[What you need to do]
Transcribe every entry word for word. Skip the pictures.

[Records supplied]
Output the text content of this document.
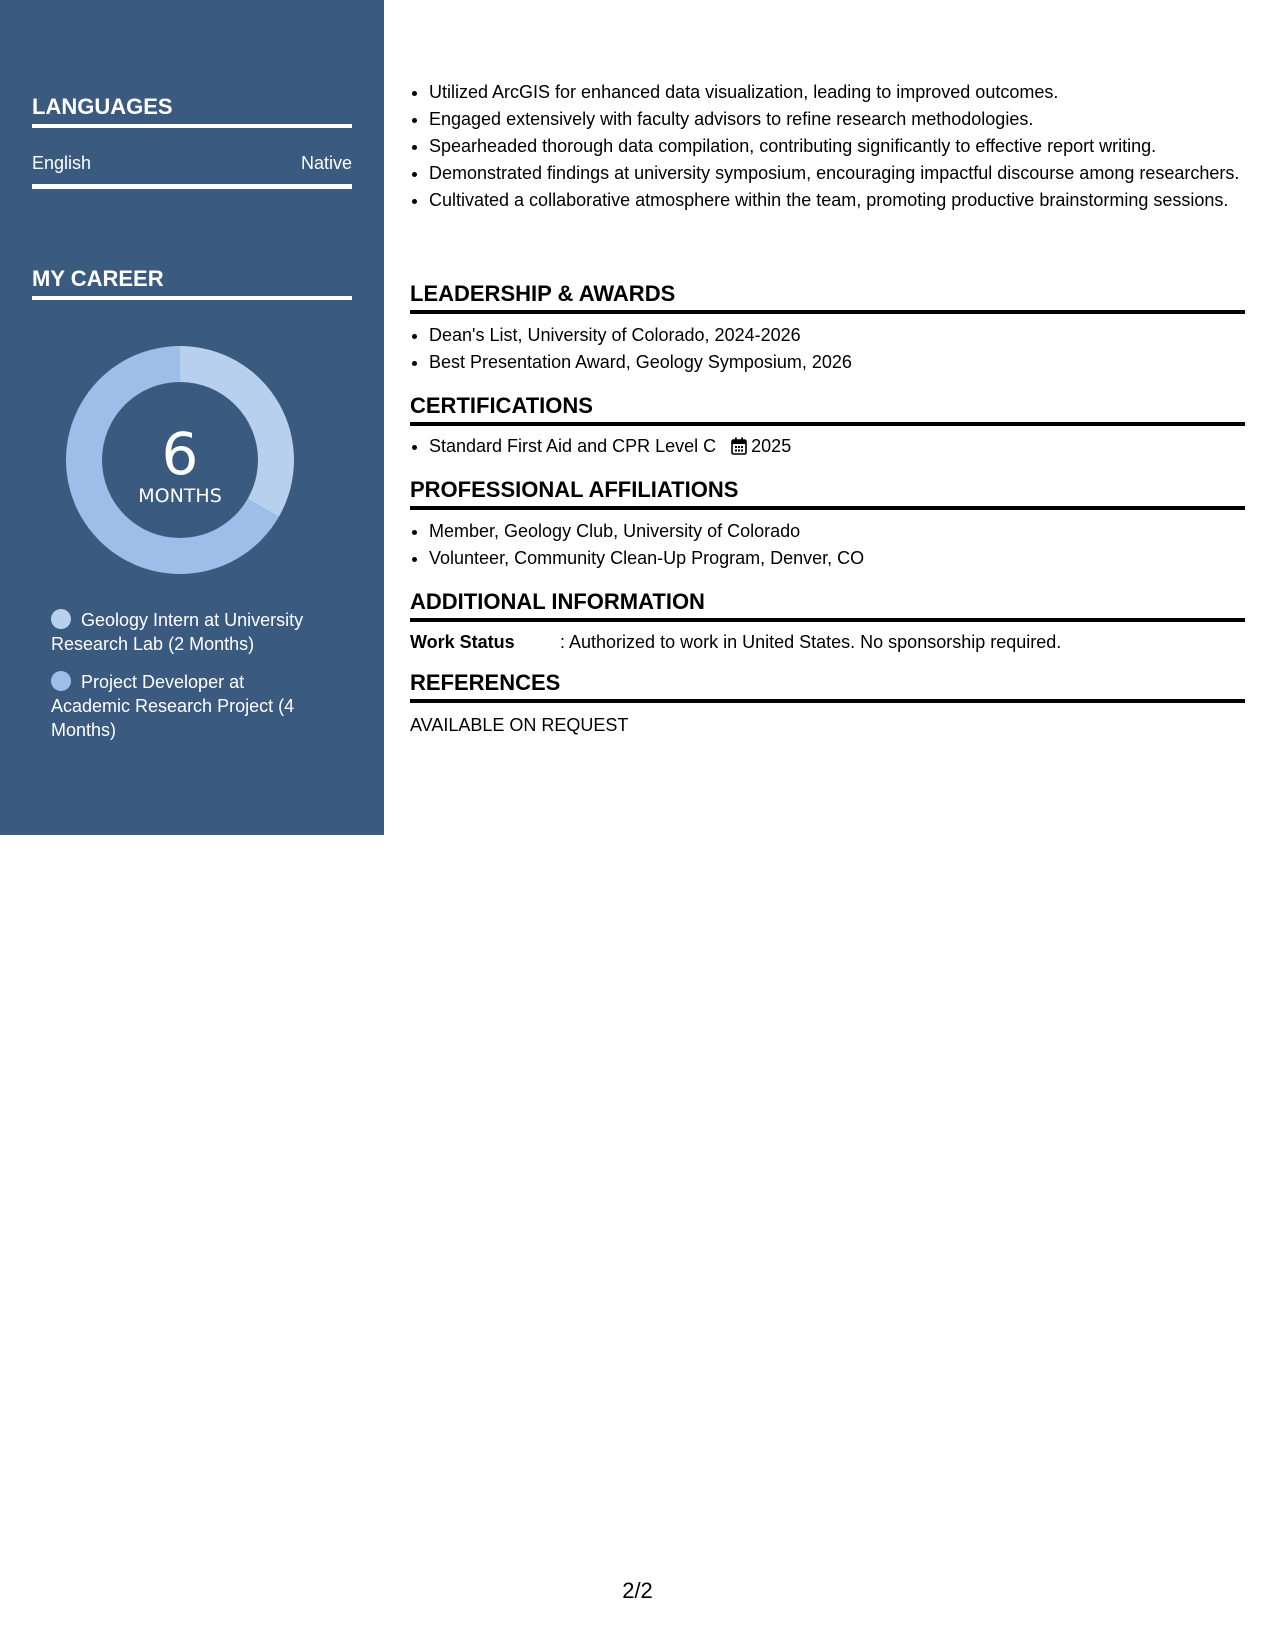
LANGUAGES
English	Native
MY CAREER
6
MONTHS
Geology Intern at University Research Lab (2 Months)
Project Developer at Academic Research Project (4 Months)
• Utilized ArcGIS for enhanced data visualization, leading to improved outcomes.
• Engaged extensively with faculty advisors to refine research methodologies.
• Spearheaded thorough data compilation, contributing significantly to effective report writing.
• Demonstrated findings at university symposium, encouraging impactful discourse among researchers.
• Cultivated a collaborative atmosphere within the team, promoting productive brainstorming sessions.
LEADERSHIP & AWARDS
• Dean's List, University of Colorado, 2024-2026
• Best Presentation Award, Geology Symposium, 2026
CERTIFICATIONS
• Standard First Aid and CPR Level C 2025
PROFESSIONAL AFFILIATIONS
• Member, Geology Club, University of Colorado
• Volunteer, Community Clean-Up Program, Denver, CO
ADDITIONAL INFORMATION
Work Status	: Authorized to work in United States. No sponsorship required.
REFERENCES
AVAILABLE ON REQUEST
2/2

[The response]
Output the text content of this document.
LANGUAGES
English	Native
MY CAREER
6
MONTHS
Geology Intern at University Research Lab (2 Months)
Project Developer at Academic Research Project (4 Months)
• Utilized ArcGIS for enhanced data visualization, leading to improved outcomes.
• Engaged extensively with faculty advisors to refine research methodologies.
• Spearheaded thorough data compilation, contributing significantly to effective report writing.
• Demonstrated findings at university symposium, encouraging impactful discourse among researchers.
• Cultivated a collaborative atmosphere within the team, promoting productive brainstorming sessions.
LEADERSHIP & AWARDS
• Dean's List, University of Colorado, 2024-2026
• Best Presentation Award, Geology Symposium, 2026
CERTIFICATIONS
• Standard First Aid and CPR Level C 2025
PROFESSIONAL AFFILIATIONS
• Member, Geology Club, University of Colorado
• Volunteer, Community Clean-Up Program, Denver, CO
ADDITIONAL INFORMATION
Work Status	: Authorized to work in United States. No sponsorship required.
REFERENCES
AVAILABLE ON REQUEST
2/2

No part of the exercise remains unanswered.